=== Your task ===
From the material below, list every line containing "positive".
--- BEGIN ---
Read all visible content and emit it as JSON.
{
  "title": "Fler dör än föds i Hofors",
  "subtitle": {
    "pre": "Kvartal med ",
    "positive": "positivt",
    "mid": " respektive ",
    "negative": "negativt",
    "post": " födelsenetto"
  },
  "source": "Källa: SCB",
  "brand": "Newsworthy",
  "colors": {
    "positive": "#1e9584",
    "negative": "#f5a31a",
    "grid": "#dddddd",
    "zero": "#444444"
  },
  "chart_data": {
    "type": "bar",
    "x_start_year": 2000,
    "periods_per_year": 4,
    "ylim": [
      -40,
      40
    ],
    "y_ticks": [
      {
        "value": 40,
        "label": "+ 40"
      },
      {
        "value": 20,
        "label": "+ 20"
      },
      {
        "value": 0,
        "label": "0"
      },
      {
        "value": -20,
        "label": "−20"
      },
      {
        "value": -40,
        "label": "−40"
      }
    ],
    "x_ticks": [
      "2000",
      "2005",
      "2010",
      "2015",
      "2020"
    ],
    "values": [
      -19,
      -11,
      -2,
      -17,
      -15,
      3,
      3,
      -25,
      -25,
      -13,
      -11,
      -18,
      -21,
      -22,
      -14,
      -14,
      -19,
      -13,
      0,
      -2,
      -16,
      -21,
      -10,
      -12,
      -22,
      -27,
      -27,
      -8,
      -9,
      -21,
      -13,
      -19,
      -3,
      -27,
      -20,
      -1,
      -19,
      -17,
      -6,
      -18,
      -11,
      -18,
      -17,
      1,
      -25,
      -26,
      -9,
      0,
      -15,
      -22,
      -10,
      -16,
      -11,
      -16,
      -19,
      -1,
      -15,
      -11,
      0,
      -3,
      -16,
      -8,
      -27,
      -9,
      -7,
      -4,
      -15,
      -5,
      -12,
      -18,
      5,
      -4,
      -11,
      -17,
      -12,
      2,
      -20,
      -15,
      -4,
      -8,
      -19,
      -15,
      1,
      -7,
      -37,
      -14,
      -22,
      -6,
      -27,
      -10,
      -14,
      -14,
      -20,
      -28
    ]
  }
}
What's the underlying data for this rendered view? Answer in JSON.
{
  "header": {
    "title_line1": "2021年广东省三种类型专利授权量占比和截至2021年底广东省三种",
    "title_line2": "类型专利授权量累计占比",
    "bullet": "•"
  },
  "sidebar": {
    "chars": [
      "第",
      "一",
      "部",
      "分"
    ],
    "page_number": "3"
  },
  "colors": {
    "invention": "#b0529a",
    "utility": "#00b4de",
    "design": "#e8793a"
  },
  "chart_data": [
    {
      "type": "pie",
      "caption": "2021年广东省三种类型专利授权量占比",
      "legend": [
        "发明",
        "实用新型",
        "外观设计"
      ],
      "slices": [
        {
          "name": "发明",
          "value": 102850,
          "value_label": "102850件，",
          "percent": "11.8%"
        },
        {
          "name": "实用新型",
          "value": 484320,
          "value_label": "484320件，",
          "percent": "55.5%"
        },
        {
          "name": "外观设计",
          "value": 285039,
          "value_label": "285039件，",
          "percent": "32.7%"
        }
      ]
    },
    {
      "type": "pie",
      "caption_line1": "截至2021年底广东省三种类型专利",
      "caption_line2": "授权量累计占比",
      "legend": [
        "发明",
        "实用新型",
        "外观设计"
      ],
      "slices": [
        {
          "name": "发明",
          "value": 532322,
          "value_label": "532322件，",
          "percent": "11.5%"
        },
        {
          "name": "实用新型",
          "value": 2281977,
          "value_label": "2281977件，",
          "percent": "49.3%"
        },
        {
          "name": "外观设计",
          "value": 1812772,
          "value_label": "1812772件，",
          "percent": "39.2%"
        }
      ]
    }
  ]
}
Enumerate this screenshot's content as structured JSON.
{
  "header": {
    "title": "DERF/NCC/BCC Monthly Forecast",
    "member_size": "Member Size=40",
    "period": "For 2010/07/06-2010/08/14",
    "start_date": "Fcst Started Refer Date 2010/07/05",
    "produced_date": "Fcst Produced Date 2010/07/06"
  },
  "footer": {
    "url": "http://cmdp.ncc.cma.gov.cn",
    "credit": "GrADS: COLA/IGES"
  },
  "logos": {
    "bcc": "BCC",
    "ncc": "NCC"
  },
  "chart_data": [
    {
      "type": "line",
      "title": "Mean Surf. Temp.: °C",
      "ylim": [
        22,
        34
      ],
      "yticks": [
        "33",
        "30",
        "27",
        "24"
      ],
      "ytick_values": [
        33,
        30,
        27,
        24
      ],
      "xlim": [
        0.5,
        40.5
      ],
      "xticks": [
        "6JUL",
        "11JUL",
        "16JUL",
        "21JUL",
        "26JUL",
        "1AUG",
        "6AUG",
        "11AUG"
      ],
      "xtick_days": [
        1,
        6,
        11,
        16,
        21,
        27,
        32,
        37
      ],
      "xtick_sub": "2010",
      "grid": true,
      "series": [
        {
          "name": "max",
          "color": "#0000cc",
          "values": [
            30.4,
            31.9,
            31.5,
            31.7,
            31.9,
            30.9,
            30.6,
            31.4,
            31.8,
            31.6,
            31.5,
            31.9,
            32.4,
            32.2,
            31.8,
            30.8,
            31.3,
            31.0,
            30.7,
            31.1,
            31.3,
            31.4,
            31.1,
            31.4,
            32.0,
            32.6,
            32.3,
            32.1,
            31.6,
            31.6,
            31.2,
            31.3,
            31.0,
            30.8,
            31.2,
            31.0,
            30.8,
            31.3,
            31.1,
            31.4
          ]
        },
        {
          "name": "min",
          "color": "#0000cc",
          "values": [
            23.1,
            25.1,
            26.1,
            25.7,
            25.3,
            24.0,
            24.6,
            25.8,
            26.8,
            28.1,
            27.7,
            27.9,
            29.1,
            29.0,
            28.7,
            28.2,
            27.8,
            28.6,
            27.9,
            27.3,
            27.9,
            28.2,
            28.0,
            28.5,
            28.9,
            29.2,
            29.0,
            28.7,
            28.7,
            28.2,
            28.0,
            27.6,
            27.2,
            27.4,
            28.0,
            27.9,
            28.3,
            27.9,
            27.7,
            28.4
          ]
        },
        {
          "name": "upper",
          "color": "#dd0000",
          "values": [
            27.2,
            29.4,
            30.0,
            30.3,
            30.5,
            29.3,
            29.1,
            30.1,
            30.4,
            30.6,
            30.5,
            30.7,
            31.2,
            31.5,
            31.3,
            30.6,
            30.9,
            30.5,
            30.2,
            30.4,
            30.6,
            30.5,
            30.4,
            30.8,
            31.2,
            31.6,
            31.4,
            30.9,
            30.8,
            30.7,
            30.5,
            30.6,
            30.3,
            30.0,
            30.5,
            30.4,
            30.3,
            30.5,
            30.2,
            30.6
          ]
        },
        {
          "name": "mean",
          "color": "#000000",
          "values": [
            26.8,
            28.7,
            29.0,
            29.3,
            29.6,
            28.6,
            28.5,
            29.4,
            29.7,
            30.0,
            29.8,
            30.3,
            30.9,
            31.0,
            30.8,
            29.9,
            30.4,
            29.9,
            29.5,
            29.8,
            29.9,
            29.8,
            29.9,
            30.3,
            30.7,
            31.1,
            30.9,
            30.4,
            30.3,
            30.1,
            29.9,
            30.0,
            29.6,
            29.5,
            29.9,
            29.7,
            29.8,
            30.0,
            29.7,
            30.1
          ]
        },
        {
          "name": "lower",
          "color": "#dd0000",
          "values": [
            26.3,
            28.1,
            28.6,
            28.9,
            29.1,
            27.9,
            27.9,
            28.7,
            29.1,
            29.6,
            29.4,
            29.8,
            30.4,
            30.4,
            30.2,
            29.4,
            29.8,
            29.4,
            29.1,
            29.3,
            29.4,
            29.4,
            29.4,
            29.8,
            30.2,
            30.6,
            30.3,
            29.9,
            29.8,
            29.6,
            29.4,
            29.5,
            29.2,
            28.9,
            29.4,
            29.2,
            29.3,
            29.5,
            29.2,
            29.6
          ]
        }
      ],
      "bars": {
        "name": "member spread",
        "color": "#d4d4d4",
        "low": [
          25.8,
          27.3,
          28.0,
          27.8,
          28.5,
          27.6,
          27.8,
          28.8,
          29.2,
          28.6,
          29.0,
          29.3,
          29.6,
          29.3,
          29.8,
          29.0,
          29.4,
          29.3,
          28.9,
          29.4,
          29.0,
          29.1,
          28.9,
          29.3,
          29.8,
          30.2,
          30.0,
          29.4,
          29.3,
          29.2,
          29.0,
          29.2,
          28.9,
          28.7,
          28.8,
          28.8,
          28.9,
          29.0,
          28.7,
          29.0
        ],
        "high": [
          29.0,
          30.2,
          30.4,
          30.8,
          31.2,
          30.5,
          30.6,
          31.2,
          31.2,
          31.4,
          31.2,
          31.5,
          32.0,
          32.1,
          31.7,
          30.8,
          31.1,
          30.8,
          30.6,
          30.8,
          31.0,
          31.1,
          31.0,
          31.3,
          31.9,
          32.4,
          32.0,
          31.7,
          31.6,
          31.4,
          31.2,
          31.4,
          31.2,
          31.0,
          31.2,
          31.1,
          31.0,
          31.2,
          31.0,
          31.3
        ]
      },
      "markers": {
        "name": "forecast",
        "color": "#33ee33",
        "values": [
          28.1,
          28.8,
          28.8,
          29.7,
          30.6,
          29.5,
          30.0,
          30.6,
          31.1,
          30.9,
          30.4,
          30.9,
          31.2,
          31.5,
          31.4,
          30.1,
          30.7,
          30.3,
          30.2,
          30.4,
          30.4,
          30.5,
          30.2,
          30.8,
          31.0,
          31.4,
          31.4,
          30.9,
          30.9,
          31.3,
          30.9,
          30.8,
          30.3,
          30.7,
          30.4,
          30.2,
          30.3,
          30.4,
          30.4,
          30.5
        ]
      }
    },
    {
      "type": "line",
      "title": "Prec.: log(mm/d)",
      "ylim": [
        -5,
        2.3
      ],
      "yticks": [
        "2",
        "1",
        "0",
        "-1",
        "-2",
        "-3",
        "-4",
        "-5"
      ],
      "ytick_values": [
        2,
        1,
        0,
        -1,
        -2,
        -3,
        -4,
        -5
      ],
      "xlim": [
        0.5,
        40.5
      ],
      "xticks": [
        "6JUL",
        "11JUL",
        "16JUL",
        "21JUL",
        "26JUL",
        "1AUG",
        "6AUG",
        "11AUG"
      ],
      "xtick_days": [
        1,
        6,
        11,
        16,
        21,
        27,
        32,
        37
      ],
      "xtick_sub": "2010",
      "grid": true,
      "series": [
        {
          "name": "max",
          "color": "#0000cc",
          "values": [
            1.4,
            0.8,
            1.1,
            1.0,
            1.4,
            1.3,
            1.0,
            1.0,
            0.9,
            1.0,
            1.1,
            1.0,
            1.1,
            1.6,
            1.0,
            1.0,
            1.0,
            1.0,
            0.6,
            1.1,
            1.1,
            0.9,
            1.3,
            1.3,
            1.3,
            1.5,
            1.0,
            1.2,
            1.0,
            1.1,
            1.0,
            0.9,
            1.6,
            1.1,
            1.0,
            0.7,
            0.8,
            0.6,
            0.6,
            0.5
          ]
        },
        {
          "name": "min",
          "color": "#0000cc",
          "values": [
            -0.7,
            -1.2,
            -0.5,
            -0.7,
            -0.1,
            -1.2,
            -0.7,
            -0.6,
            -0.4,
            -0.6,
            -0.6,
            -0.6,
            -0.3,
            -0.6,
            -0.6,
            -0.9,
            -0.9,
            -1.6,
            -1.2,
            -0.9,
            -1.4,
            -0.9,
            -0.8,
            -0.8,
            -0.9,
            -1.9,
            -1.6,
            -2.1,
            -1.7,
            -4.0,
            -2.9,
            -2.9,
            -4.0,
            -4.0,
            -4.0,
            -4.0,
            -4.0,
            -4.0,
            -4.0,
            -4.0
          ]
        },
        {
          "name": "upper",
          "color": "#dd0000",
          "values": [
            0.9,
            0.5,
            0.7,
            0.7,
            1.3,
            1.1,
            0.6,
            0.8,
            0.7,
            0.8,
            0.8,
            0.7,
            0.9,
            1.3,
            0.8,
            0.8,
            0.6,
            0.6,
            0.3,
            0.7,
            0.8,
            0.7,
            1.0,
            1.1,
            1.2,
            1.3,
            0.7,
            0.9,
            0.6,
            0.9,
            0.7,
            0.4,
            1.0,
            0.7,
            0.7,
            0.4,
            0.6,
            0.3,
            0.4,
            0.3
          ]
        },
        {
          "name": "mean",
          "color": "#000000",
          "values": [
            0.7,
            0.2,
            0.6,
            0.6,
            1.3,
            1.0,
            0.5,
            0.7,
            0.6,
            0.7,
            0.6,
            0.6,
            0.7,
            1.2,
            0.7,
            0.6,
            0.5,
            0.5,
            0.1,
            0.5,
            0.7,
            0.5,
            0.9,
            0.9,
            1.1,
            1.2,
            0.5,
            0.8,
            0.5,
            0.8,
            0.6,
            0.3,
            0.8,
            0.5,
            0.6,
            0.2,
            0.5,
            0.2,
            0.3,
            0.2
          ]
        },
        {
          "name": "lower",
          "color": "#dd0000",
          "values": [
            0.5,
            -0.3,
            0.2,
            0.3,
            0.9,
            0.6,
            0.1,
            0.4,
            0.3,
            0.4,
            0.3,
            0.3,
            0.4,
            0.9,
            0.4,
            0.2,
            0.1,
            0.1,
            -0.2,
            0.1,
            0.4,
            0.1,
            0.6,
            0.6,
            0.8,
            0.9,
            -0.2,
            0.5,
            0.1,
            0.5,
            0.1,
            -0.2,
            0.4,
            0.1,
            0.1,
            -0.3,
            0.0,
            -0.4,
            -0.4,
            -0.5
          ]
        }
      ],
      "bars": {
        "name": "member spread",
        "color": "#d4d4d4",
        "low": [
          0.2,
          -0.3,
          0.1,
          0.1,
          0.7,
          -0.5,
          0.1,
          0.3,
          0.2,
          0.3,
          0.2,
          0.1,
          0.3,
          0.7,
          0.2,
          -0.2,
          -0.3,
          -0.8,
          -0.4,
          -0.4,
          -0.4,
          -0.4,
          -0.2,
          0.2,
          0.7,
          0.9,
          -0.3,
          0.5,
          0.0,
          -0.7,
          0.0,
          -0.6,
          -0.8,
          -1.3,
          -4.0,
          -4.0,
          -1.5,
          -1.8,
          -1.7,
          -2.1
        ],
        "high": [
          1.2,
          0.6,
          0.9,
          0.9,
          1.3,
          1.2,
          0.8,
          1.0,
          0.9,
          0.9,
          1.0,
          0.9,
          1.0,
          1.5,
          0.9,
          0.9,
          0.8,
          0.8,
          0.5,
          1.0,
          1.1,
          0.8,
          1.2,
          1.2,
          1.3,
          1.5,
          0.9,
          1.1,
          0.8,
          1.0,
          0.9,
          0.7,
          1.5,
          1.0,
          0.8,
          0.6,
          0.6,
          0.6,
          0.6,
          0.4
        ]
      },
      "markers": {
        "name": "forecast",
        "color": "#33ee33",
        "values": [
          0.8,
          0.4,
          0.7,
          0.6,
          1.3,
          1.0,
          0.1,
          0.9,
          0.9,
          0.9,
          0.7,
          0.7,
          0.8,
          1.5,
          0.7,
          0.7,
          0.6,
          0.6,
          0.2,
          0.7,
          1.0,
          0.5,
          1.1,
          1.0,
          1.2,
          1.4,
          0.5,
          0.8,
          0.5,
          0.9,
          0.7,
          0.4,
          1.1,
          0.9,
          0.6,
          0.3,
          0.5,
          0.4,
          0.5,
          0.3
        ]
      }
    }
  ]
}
--- END ---
=== The completed task ===
    "positive": "positivt",
    "positive": "#1e9584",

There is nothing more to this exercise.